**REQUIREMENTS**
Collect and copy every line below that contains the string "göre", where uppercase and lowercase letters count as different.

**DATA LINES**

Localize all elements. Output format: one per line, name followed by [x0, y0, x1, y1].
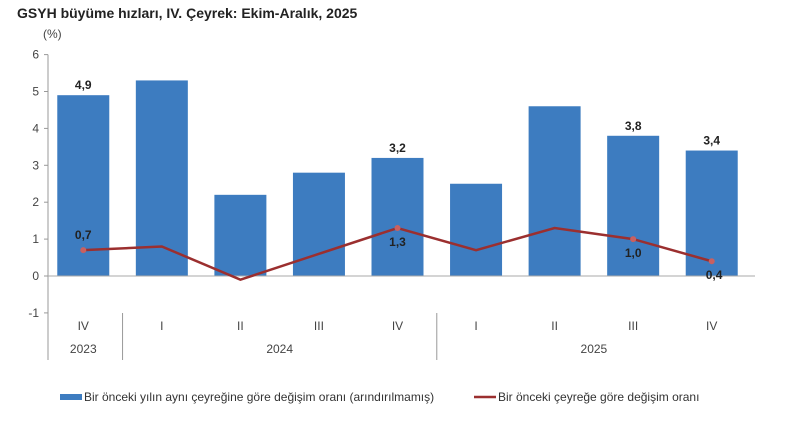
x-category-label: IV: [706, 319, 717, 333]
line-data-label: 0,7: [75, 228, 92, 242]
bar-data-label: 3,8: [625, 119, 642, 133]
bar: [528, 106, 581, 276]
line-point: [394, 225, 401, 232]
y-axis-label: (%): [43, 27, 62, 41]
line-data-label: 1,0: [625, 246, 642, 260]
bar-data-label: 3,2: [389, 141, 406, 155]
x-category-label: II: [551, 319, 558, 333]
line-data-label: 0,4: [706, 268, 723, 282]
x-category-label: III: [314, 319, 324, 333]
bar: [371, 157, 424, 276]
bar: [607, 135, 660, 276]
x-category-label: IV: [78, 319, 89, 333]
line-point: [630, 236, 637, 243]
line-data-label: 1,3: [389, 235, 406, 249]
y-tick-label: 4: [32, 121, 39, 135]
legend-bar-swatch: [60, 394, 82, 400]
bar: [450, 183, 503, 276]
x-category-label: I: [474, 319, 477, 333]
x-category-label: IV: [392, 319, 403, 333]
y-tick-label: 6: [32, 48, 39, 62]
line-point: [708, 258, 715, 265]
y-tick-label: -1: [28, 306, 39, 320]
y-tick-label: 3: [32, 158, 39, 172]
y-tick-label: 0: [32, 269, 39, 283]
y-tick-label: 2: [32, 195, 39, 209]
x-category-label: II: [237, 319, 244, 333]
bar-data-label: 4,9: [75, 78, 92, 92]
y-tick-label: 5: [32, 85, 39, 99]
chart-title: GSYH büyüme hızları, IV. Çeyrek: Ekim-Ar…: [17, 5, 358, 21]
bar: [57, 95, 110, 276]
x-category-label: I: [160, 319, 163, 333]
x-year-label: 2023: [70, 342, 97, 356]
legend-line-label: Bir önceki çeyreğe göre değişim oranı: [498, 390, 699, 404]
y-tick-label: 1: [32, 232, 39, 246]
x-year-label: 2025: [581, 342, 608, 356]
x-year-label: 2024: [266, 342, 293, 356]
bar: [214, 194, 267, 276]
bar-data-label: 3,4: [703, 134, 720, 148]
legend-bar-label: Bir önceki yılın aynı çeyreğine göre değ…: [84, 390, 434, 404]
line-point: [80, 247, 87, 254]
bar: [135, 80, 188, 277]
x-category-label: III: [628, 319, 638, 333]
---
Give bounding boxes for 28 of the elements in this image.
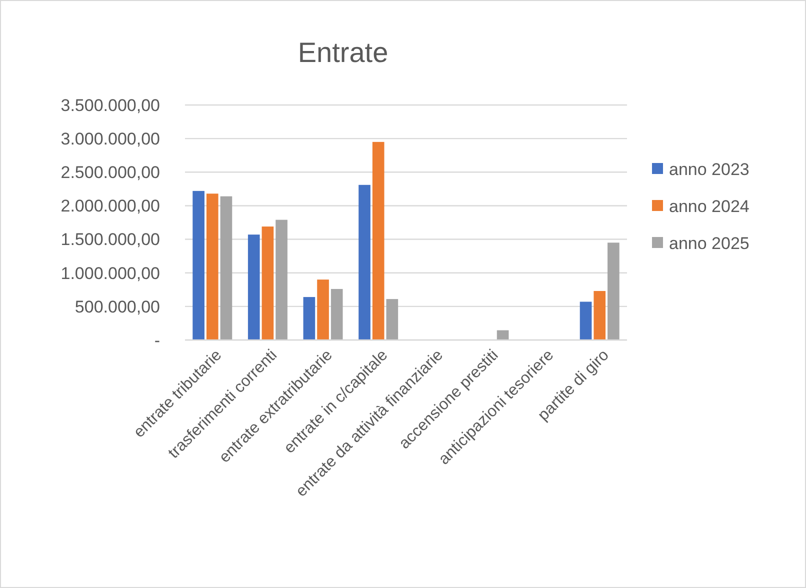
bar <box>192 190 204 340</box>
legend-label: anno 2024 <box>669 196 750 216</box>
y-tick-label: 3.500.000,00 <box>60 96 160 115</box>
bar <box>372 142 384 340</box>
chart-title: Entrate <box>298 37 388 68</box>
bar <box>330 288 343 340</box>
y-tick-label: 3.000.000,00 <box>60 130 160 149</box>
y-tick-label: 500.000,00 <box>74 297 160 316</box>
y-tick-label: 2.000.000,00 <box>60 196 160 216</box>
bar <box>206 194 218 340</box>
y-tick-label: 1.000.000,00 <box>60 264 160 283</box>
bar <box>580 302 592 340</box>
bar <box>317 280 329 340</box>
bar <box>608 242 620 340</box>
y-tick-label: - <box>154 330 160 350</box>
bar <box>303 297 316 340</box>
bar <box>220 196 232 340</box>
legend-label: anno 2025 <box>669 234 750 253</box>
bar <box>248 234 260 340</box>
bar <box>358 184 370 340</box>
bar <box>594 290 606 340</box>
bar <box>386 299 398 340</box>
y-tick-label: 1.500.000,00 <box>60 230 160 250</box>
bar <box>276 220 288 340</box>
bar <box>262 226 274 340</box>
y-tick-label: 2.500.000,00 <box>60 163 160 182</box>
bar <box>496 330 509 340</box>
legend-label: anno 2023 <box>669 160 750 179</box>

**TASK RESPONSE**
legend-line-label: Bir önceki çeyreğe göre değişim oranı: [498, 390, 699, 404]
legend-bar-label: Bir önceki yılın aynı çeyreğine göre değ…: [84, 390, 434, 404]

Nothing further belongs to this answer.